Stored entries -
**********

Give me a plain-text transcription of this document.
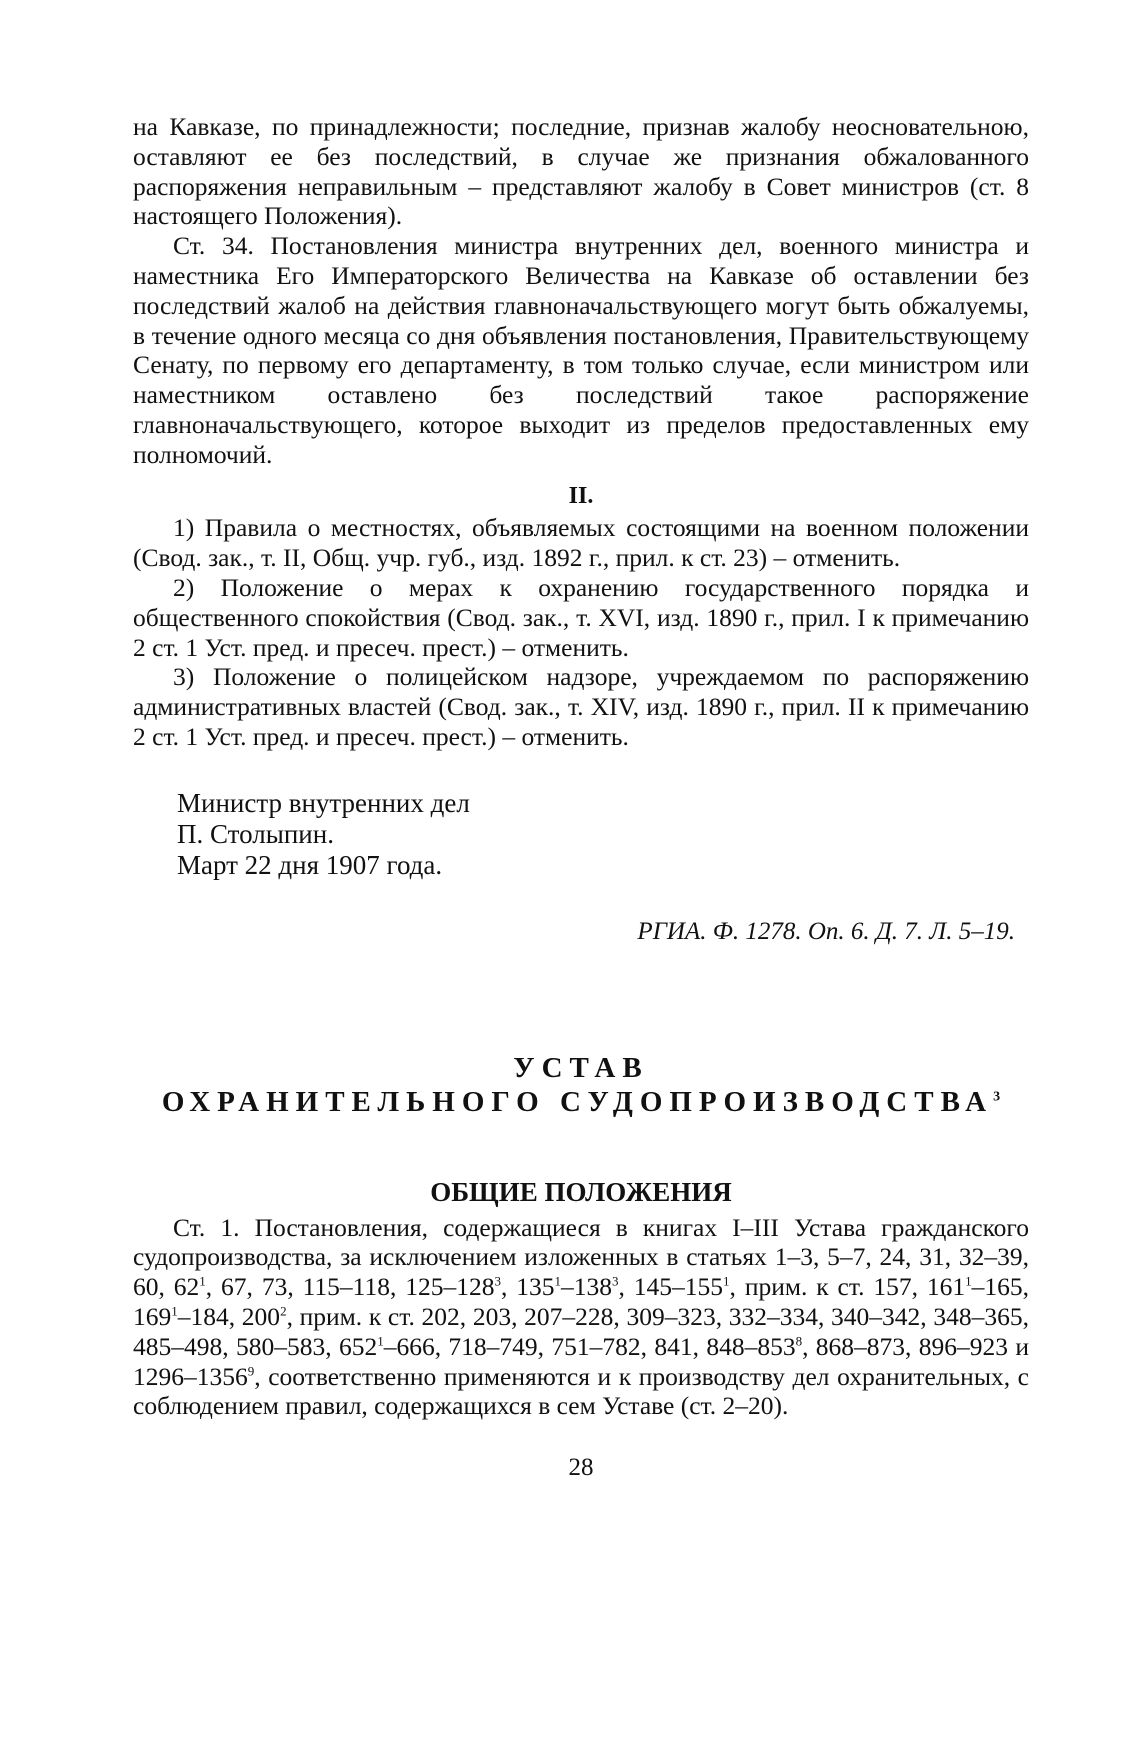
на Кавказе, по принадлежности; последние, признав жалобу неосновательною, оставляют ее без последствий, в случае же признания обжалованного распоряжения неправильным – представляют жалобу в Совет министров (ст. 8 настоящего Положения).

Ст. 34. Постановления министра внутренних дел, военного министра и наместника Его Императорского Величества на Кавказе об оставлении без последствий жалоб на действия главноначальствующего могут быть обжалуемы, в течение одного месяца со дня объявления постановления, Правительствующему Сенату, по первому его департаменту, в том только случае, если министром или наместником оставлено без последствий такое распоряжение главноначальствующего, которое выходит из пределов предоставленных ему полномочий.

II.

1) Правила о местностях, объявляемых состоящими на военном положении (Свод. зак., т. II, Общ. учр. губ., изд. 1892 г., прил. к ст. 23) – отменить.

2) Положение о мерах к охранению государственного порядка и общественного спокойствия (Свод. зак., т. XVI, изд. 1890 г., прил. I к примечанию 2 ст. 1 Уст. пред. и пресеч. прест.) – отменить.

3) Положение о полицейском надзоре, учреждаемом по распоряжению административных властей (Свод. зак., т. XIV, изд. 1890 г., прил. II к примечанию 2 ст. 1 Уст. пред. и пресеч. прест.) – отменить.

Министр внутренних дел

П. Столыпин.

Март 22 дня 1907 года.

РГИА. Ф. 1278. Оп. 6. Д. 7. Л. 5–19.

УСТАВ
ОХРАНИТЕЛЬНОГО СУДОПРОИЗВОДСТВА$^3$

ОБЩИЕ ПОЛОЖЕНИЯ

Ст. 1. Постановления, содержащиеся в книгах I–III Устава гражданского судопроизводства, за исключением изложенных в статьях 1–3, 5–7, 24, 31, 32–39, 60, $62^1$, 67, 73, 115–118, $125-128^3$, $135^1-138^3$, $145-155^1$, прим. к ст. 157, $161^1-165$, $169^1-184$, $200^2$, прим. к ст. 202, 203, 207–228, 309–323, 332–334, 340–342, 348–365, 485–498, 580–583, $652^1-666$, 718–749, 751–782, 841, $848-853^8$, 868–873, 896–923 и 1296–1356$^9$, соответственно применяются и к производству дел охранительных, с соблюдением правил, содержащихся в сем Уставе (ст. 2–20).

28
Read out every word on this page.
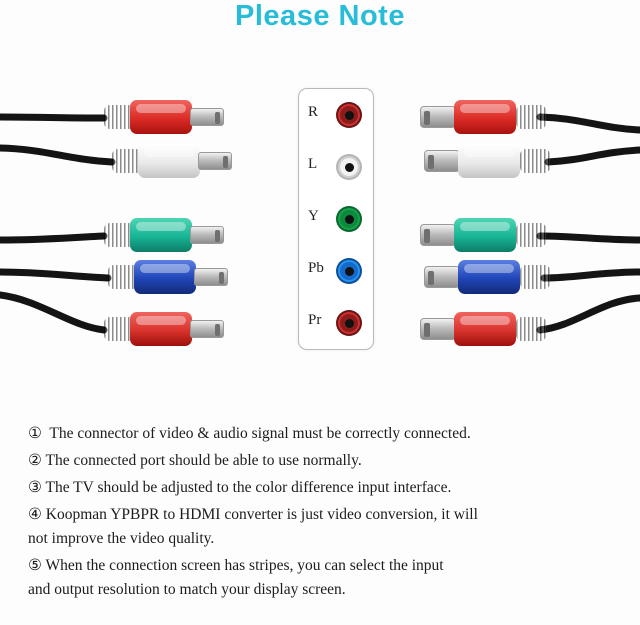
Please Note
R
L
Y
Pb
Pr
①  The connector of video & audio signal must be correctly connected.
② The connected port should be able to use normally.
③ The TV should be adjusted to the color difference input interface.
④ Koopman YPBPR to HDMI converter is just video conversion, it will
not improve the video quality.
⑤ When the connection screen has stripes, you can select the input
and output resolution to match your display screen.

**********

PROBLEM DESCRIPTION -
Quote the full listing above word for word; exclude every picture from the copy.

ANSWER IN FULL -
Give me a plain-text transcription of this document.
на Кавказе, по принадлежности; последние, признав жалобу неосновательною, оставляют ее без последствий, в случае же признания обжалованного распоряжения неправильным – представляют жалобу в Совет министров (ст. 8 настоящего Положения).

Ст. 34. Постановления министра внутренних дел, военного министра и наместника Его Императорского Величества на Кавказе об оставлении без последствий жалоб на действия главноначальствующего могут быть обжалуемы, в течение одного месяца со дня объявления постановления, Правительствующему Сенату, по первому его департаменту, в том только случае, если министром или наместником оставлено без последствий такое распоряжение главноначальствующего, которое выходит из пределов предоставленных ему полномочий.

II.

1) Правила о местностях, объявляемых состоящими на военном положении (Свод. зак., т. II, Общ. учр. губ., изд. 1892 г., прил. к ст. 23) – отменить.

2) Положение о мерах к охранению государственного порядка и общественного спокойствия (Свод. зак., т. XVI, изд. 1890 г., прил. I к примечанию 2 ст. 1 Уст. пред. и пресеч. прест.) – отменить.

3) Положение о полицейском надзоре, учреждаемом по распоряжению административных властей (Свод. зак., т. XIV, изд. 1890 г., прил. II к примечанию 2 ст. 1 Уст. пред. и пресеч. прест.) – отменить.

Министр внутренних дел

П. Столыпин.

Март 22 дня 1907 года.

РГИА. Ф. 1278. Оп. 6. Д. 7. Л. 5–19.

УСТАВ
ОХРАНИТЕЛЬНОГО СУДОПРОИЗВОДСТВА$^3$

ОБЩИЕ ПОЛОЖЕНИЯ

Ст. 1. Постановления, содержащиеся в книгах I–III Устава гражданского судопроизводства, за исключением изложенных в статьях 1–3, 5–7, 24, 31, 32–39, 60, $62^1$, 67, 73, 115–118, $125-128^3$, $135^1-138^3$, $145-155^1$, прим. к ст. 157, $161^1-165$, $169^1-184$, $200^2$, прим. к ст. 202, 203, 207–228, 309–323, 332–334, 340–342, 348–365, 485–498, 580–583, $652^1-666$, 718–749, 751–782, 841, $848-853^8$, 868–873, 896–923 и 1296–1356$^9$, соответственно применяются и к производству дел охранительных, с соблюдением правил, содержащихся в сем Уставе (ст. 2–20).

28
Read out every word on this page.
Please Note
R
L
Y
Pb
Pr
①  The connector of video & audio signal must be correctly connected.
② The connected port should be able to use normally.
③ The TV should be adjusted to the color difference input interface.
④ Koopman YPBPR to HDMI converter is just video conversion, it will
not improve the video quality.
⑤ When the connection screen has stripes, you can select the input
and output resolution to match your display screen.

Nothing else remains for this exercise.